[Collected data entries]
- - - -
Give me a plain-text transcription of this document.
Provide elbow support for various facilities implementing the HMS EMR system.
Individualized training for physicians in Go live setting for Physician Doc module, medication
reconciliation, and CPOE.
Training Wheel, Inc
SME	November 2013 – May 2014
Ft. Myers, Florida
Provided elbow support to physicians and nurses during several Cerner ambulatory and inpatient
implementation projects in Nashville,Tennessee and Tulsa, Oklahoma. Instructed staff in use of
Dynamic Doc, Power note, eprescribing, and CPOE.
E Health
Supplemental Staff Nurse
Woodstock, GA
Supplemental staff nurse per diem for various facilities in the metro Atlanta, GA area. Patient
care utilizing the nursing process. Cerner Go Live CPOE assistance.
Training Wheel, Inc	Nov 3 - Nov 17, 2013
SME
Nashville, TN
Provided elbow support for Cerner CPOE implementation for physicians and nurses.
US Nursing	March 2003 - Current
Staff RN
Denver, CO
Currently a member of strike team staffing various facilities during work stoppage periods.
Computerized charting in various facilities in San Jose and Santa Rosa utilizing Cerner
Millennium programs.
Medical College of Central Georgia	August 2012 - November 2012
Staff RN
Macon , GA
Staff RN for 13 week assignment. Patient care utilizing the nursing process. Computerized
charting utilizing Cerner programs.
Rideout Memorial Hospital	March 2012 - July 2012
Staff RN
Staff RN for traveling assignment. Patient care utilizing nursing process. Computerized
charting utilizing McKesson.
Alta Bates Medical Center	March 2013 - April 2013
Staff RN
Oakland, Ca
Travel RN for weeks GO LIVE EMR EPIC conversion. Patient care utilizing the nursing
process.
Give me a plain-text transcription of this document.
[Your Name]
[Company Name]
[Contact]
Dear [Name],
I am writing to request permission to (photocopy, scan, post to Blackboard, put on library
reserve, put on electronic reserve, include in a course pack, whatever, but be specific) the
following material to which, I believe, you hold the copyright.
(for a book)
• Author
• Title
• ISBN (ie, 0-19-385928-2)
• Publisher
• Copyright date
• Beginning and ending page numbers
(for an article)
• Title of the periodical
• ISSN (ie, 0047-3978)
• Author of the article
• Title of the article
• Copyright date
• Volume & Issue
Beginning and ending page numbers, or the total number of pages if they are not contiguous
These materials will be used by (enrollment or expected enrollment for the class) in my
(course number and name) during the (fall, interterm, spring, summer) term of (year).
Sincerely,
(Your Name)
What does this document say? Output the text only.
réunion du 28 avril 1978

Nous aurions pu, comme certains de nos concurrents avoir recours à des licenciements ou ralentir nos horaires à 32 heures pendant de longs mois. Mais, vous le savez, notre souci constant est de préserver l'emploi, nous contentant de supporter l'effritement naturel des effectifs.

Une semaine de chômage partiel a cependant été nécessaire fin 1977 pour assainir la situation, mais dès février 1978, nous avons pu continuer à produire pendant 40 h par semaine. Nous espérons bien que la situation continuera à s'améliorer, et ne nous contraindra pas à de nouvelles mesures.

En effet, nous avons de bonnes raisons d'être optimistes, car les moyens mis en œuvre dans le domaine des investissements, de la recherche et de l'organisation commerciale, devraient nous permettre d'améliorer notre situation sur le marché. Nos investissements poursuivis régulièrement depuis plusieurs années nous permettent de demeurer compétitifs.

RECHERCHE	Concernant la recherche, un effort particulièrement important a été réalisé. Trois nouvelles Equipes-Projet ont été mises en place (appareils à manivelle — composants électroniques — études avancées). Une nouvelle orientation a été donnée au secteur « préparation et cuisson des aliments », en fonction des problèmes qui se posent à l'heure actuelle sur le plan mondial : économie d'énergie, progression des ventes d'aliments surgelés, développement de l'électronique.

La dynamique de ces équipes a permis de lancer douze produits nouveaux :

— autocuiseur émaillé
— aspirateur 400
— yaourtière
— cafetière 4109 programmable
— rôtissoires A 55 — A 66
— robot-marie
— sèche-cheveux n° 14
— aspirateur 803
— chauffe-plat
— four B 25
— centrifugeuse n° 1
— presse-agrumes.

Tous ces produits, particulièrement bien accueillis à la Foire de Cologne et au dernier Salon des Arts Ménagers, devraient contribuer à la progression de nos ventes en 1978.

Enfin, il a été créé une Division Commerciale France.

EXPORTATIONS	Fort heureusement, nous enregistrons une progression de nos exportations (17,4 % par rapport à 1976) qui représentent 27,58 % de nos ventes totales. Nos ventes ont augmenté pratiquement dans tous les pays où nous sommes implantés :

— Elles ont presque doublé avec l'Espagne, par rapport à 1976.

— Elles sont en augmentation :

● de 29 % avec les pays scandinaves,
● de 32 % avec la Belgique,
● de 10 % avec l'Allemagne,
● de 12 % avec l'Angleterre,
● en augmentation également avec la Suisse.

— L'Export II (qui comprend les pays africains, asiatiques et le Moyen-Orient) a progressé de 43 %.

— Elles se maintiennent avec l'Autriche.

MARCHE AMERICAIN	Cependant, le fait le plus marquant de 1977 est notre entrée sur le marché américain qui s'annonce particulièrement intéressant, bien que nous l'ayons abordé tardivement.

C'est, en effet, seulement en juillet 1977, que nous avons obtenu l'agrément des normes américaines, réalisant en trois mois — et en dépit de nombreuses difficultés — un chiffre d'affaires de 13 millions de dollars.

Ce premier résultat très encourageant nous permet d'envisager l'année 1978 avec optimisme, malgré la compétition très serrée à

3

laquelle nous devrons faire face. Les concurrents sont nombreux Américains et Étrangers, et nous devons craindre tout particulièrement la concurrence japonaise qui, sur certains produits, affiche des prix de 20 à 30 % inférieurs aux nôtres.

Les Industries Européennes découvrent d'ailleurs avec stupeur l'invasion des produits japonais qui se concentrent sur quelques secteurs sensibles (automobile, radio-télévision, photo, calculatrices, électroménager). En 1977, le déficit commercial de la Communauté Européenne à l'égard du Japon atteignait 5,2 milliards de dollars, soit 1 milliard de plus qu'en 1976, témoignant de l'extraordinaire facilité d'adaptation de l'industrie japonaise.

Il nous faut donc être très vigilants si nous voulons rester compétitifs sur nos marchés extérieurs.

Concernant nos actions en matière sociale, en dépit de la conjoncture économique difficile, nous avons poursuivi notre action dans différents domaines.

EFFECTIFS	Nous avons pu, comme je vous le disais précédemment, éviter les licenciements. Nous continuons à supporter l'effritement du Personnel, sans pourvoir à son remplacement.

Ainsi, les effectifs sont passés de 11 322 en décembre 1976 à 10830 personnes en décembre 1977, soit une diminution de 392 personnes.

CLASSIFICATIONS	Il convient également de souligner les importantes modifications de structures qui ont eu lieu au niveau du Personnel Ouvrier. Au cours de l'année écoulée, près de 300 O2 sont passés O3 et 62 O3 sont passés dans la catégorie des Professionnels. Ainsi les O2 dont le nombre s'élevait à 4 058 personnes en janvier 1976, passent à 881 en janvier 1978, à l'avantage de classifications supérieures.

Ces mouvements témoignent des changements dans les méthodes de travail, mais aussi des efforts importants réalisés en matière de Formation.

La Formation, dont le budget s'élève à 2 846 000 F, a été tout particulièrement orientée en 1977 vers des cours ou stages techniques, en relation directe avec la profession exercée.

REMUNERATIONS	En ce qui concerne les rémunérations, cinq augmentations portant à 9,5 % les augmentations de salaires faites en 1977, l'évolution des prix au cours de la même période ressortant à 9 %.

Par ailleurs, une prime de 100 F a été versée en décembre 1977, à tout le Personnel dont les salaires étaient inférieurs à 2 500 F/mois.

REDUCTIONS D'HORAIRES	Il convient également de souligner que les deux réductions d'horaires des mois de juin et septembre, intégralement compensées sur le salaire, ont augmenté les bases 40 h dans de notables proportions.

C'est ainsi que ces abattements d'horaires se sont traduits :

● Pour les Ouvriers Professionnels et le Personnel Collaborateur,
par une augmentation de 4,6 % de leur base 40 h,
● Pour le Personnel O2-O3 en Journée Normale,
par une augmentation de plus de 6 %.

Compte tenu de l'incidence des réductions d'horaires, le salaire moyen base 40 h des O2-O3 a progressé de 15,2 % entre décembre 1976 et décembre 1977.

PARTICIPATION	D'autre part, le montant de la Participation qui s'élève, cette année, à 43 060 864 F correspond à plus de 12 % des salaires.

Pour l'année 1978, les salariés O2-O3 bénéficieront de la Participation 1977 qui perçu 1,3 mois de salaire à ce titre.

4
- - - -
WORK TO DO:
Read through the data and copy every line where "numbers" shows up.

ANSWER:
• Beginning and ending page numbers
Beginning and ending page numbers, or the total number of pages if they are not contiguous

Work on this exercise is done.